Data records
↓

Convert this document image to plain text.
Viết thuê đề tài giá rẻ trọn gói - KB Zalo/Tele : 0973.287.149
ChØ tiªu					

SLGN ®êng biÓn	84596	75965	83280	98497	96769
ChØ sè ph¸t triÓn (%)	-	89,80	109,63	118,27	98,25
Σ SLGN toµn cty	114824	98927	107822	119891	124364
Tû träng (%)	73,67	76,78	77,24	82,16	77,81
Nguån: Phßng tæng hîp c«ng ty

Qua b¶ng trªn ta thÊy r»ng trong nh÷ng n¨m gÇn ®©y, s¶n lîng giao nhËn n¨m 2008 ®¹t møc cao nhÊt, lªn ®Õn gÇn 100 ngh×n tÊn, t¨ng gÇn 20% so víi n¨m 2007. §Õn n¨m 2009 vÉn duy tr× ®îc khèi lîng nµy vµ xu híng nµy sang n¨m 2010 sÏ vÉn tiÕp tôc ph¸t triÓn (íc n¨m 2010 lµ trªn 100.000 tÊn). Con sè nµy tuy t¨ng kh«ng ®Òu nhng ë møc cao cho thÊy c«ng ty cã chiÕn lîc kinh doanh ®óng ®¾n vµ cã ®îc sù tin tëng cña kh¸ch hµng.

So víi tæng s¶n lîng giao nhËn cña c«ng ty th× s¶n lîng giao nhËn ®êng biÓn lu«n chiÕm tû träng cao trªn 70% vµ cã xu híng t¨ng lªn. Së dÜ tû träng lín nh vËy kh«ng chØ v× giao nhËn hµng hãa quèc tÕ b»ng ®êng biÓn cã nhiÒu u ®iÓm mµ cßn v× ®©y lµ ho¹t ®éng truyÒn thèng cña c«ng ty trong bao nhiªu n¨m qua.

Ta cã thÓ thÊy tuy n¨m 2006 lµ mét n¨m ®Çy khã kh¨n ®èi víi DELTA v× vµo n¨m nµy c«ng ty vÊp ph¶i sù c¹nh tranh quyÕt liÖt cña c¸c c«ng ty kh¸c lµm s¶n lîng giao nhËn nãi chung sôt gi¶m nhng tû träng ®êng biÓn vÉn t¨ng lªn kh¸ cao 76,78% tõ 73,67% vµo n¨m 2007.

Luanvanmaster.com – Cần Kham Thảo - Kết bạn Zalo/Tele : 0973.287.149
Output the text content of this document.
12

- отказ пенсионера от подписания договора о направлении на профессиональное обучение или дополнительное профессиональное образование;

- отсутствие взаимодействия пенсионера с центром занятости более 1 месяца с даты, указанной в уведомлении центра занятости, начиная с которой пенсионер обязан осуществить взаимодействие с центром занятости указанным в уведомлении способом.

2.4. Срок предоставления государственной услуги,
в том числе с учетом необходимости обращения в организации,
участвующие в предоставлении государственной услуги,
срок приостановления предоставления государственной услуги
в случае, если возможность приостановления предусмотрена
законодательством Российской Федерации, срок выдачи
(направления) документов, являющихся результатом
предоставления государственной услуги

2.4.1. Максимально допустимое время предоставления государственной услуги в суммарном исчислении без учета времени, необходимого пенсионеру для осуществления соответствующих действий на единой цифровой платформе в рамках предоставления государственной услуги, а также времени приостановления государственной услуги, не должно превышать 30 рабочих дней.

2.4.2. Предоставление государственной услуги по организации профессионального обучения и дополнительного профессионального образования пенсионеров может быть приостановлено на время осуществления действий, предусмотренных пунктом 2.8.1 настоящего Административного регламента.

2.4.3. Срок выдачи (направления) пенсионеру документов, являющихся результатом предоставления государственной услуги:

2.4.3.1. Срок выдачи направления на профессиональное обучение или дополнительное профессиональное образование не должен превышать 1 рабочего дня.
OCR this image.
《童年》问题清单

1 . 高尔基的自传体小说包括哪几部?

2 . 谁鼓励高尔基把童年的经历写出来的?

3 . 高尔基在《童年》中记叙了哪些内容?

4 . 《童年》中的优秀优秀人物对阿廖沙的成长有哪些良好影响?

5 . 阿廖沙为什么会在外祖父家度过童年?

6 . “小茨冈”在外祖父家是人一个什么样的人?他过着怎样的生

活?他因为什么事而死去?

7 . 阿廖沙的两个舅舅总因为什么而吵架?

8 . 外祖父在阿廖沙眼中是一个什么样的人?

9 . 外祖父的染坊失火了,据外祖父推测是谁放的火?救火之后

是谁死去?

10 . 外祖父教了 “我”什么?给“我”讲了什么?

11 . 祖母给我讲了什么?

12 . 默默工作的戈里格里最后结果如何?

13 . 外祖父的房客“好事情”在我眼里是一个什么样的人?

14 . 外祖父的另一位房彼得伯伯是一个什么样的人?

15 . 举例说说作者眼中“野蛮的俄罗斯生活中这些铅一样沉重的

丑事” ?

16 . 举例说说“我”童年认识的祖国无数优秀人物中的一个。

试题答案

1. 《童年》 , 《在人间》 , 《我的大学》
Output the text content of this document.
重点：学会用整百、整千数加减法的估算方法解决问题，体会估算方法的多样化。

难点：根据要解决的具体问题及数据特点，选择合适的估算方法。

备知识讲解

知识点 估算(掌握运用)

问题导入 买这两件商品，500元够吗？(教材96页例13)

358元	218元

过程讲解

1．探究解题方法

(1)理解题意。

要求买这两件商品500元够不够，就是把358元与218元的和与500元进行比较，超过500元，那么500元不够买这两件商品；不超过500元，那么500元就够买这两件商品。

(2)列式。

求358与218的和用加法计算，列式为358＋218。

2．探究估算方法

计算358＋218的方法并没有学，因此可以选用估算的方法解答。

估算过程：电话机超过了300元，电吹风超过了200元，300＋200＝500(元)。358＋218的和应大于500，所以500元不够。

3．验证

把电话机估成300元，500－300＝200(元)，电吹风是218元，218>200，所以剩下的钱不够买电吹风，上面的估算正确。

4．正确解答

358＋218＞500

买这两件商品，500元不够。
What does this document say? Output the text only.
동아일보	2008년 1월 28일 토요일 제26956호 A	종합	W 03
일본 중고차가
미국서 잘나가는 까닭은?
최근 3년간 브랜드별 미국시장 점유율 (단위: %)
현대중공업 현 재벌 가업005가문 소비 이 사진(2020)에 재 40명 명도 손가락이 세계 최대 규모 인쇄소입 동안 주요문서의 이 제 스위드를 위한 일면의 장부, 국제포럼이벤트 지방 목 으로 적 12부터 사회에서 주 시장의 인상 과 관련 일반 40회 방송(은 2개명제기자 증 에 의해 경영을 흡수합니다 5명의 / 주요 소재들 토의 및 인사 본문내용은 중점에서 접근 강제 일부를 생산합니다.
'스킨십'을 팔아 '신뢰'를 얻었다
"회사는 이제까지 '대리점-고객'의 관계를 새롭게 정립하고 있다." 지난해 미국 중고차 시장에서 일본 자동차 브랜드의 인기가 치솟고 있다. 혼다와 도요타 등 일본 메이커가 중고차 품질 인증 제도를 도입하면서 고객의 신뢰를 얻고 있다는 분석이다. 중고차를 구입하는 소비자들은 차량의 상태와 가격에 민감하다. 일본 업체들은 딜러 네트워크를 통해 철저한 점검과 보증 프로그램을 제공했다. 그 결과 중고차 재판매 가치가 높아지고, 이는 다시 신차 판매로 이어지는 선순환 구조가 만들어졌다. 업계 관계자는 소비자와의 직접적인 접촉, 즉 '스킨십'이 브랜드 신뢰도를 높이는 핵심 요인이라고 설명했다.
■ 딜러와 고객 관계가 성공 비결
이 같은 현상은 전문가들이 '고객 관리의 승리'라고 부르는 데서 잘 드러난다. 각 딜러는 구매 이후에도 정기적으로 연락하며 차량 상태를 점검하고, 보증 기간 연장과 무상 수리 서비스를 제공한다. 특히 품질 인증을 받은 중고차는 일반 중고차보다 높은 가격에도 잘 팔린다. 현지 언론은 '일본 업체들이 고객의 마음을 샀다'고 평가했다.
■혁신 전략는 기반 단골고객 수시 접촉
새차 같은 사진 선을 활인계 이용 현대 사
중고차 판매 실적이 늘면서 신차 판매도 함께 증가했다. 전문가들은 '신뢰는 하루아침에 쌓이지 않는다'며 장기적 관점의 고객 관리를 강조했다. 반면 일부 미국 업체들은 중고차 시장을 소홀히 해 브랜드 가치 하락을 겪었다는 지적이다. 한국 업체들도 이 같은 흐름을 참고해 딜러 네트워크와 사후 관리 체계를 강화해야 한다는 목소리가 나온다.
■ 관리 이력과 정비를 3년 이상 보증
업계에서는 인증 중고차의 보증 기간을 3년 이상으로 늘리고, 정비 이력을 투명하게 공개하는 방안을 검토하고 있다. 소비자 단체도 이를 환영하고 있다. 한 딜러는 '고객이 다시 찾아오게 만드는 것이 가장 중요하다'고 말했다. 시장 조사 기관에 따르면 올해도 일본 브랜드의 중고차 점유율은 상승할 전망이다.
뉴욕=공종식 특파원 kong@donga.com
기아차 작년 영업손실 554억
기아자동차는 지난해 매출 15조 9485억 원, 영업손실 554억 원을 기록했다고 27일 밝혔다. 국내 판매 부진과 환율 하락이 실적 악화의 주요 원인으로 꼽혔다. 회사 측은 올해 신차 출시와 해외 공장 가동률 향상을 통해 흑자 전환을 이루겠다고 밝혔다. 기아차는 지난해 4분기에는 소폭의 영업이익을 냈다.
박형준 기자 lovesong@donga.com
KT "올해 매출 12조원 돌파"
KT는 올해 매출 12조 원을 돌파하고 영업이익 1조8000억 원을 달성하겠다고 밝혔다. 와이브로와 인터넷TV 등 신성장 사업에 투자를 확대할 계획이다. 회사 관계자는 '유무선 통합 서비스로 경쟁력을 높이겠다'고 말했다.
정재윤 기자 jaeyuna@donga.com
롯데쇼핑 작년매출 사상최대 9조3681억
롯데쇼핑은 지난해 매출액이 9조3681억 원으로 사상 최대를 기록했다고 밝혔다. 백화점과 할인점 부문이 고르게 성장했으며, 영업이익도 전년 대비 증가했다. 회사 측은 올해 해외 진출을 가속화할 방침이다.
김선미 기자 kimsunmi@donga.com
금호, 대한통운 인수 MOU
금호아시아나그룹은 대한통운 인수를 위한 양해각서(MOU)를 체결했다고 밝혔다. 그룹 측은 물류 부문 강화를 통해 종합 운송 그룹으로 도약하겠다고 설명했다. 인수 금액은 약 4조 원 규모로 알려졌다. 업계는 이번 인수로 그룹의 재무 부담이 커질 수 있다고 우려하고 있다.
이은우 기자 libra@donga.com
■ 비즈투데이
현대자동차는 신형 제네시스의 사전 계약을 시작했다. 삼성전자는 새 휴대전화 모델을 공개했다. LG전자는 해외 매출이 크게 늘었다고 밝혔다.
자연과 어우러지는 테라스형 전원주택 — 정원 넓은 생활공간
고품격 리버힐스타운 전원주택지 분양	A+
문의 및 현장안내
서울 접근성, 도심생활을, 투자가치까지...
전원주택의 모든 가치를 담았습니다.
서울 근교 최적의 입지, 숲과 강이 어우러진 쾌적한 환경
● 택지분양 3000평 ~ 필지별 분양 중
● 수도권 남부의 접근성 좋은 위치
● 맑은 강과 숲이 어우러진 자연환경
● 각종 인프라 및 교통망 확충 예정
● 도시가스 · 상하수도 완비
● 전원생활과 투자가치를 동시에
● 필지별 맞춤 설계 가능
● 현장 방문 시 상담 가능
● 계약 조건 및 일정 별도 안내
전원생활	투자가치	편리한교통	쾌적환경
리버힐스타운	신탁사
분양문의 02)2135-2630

↑

**Given task:** All lines holding the word "являющихся" should be picked out and copied.

**Result of the exercise:**
(направления) документов, являющихся результатом
2.4.3. Срок выдачи (направления) пенсионеру документов, являющихся результатом предоставления государственной услуги:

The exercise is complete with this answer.